- SHORT PROBLEM
Transcribe each line of the records below exactly, excluding any embedded images.

- Collected data entries
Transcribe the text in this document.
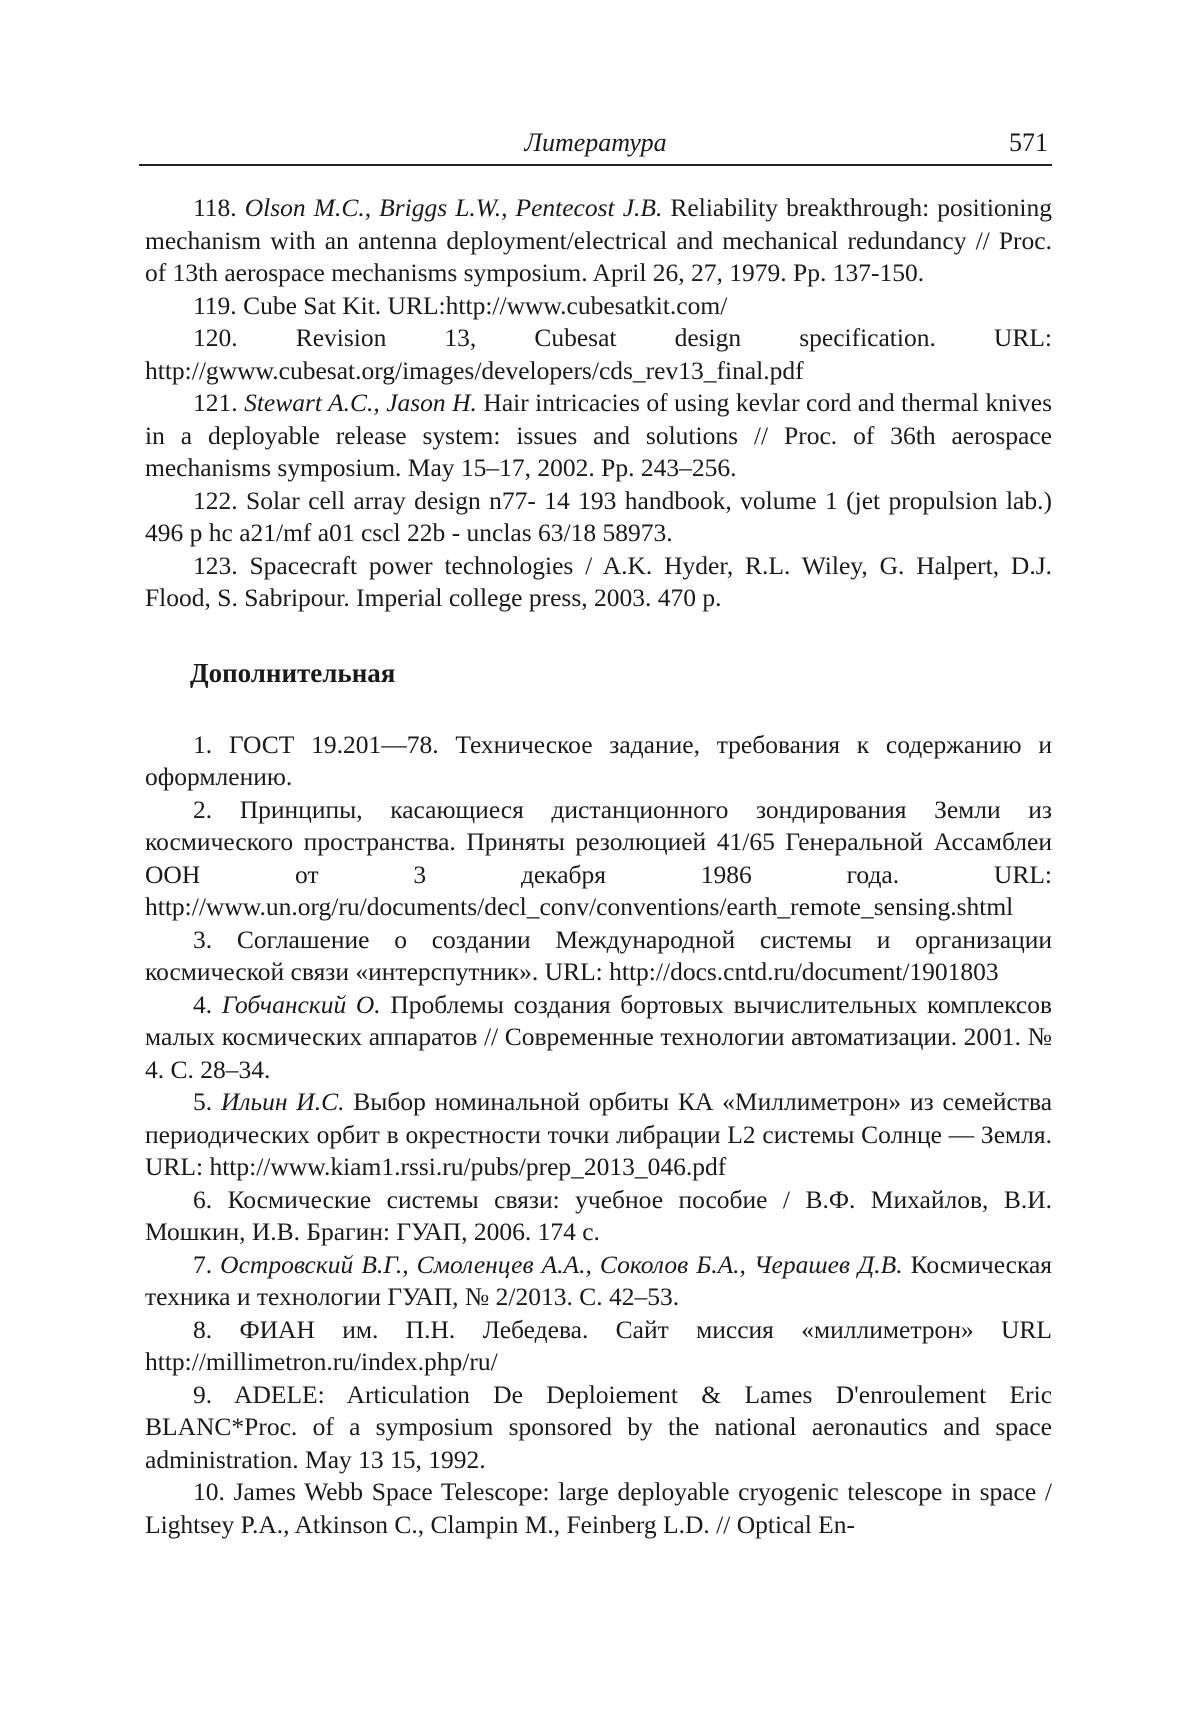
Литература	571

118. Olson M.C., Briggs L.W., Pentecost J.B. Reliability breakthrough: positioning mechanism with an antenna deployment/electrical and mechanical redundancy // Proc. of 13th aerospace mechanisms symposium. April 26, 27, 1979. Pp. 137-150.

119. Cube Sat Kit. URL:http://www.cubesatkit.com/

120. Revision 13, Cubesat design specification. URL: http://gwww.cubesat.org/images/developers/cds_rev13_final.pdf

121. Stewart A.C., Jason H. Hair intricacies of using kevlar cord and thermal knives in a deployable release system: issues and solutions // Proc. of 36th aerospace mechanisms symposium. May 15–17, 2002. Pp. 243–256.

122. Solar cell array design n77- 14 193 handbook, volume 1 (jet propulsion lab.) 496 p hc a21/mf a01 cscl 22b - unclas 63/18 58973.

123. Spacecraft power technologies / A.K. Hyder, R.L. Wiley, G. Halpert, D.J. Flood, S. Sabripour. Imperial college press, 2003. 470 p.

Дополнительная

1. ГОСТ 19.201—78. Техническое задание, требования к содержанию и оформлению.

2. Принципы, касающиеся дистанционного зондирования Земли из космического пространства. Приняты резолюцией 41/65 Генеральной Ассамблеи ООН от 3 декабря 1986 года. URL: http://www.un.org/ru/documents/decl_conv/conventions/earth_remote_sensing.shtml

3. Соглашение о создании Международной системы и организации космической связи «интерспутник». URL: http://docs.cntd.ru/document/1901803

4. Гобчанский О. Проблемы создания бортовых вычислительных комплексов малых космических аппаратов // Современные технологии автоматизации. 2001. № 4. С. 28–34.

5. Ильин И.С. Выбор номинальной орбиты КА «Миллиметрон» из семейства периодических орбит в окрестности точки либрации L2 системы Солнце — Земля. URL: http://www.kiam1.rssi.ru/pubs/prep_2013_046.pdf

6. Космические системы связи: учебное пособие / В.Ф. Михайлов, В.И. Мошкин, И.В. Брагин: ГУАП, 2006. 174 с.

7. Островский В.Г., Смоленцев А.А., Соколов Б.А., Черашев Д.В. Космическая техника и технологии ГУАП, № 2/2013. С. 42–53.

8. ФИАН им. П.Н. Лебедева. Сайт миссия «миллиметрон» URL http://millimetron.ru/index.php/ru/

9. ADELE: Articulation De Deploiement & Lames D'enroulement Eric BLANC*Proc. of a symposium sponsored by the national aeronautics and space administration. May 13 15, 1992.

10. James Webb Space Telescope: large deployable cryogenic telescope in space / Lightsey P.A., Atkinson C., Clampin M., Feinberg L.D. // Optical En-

- EXERCISE SOLUTION
Transcribe the text in this document.
Литература	571

118. Olson M.C., Briggs L.W., Pentecost J.B. Reliability breakthrough: positioning mechanism with an antenna deployment/electrical and mechanical redundancy // Proc. of 13th aerospace mechanisms symposium. April 26, 27, 1979. Pp. 137-150.

119. Cube Sat Kit. URL:http://www.cubesatkit.com/

120. Revision 13, Cubesat design specification. URL: http://gwww.cubesat.org/images/developers/cds_rev13_final.pdf

121. Stewart A.C., Jason H. Hair intricacies of using kevlar cord and thermal knives in a deployable release system: issues and solutions // Proc. of 36th aerospace mechanisms symposium. May 15–17, 2002. Pp. 243–256.

122. Solar cell array design n77- 14 193 handbook, volume 1 (jet propulsion lab.) 496 p hc a21/mf a01 cscl 22b - unclas 63/18 58973.

123. Spacecraft power technologies / A.K. Hyder, R.L. Wiley, G. Halpert, D.J. Flood, S. Sabripour. Imperial college press, 2003. 470 p.

Дополнительная

1. ГОСТ 19.201—78. Техническое задание, требования к содержанию и оформлению.

2. Принципы, касающиеся дистанционного зондирования Земли из космического пространства. Приняты резолюцией 41/65 Генеральной Ассамблеи ООН от 3 декабря 1986 года. URL: http://www.un.org/ru/documents/decl_conv/conventions/earth_remote_sensing.shtml

3. Соглашение о создании Международной системы и организации космической связи «интерспутник». URL: http://docs.cntd.ru/document/1901803

4. Гобчанский О. Проблемы создания бортовых вычислительных комплексов малых космических аппаратов // Современные технологии автоматизации. 2001. № 4. С. 28–34.

5. Ильин И.С. Выбор номинальной орбиты КА «Миллиметрон» из семейства периодических орбит в окрестности точки либрации L2 системы Солнце — Земля. URL: http://www.kiam1.rssi.ru/pubs/prep_2013_046.pdf

6. Космические системы связи: учебное пособие / В.Ф. Михайлов, В.И. Мошкин, И.В. Брагин: ГУАП, 2006. 174 с.

7. Островский В.Г., Смоленцев А.А., Соколов Б.А., Черашев Д.В. Космическая техника и технологии ГУАП, № 2/2013. С. 42–53.

8. ФИАН им. П.Н. Лебедева. Сайт миссия «миллиметрон» URL http://millimetron.ru/index.php/ru/

9. ADELE: Articulation De Deploiement & Lames D'enroulement Eric BLANC*Proc. of a symposium sponsored by the national aeronautics and space administration. May 13 15, 1992.

10. James Webb Space Telescope: large deployable cryogenic telescope in space / Lightsey P.A., Atkinson C., Clampin M., Feinberg L.D. // Optical En-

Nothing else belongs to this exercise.